## WHAT TO WORK ON
Can you quote the records below verbatim, starting with the line containing "Give bounding boxes" and going on through the line containing "svg-text:18.8 m²: 18.8 m² xyxy=(457,263,475,269)"?

## SOURCE DATA

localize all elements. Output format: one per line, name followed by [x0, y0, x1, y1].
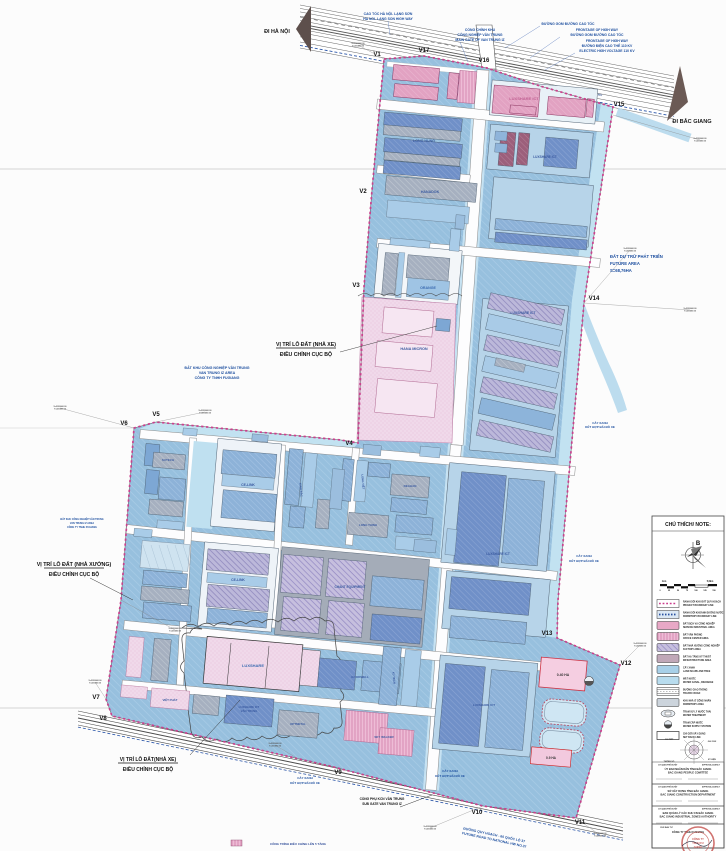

---

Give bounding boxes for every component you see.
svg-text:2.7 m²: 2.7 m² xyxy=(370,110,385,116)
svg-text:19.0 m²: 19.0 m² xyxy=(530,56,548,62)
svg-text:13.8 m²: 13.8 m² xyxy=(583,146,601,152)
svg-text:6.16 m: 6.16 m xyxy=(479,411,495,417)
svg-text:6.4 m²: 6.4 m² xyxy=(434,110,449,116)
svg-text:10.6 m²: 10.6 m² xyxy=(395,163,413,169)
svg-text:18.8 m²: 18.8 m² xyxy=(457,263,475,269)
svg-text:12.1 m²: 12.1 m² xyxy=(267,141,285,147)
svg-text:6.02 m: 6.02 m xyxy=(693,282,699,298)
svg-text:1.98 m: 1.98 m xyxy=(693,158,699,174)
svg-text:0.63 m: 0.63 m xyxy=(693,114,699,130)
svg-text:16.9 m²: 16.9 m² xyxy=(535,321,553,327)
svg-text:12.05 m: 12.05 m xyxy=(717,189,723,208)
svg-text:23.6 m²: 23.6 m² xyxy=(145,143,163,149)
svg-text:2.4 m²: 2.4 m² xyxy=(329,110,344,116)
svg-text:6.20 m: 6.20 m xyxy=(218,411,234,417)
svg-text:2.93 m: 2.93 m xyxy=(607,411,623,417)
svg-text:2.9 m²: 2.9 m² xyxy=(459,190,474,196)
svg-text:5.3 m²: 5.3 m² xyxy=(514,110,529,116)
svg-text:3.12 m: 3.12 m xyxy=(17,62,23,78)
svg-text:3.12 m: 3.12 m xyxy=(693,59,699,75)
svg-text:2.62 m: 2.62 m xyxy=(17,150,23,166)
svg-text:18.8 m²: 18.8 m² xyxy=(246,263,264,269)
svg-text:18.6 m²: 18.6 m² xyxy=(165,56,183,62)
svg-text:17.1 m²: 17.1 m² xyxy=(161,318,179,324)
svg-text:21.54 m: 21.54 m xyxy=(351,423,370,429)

## RESULT OF THIS TASK
Give bounding boxes for every component you see.
svg-text:2.7 m²: 2.7 m² xyxy=(370,110,385,116)
svg-text:19.0 m²: 19.0 m² xyxy=(530,56,548,62)
svg-text:13.8 m²: 13.8 m² xyxy=(583,146,601,152)
svg-text:6.16 m: 6.16 m xyxy=(479,411,495,417)
svg-text:6.4 m²: 6.4 m² xyxy=(434,110,449,116)
svg-text:10.6 m²: 10.6 m² xyxy=(395,163,413,169)
svg-text:18.8 m²: 18.8 m² xyxy=(457,263,475,269)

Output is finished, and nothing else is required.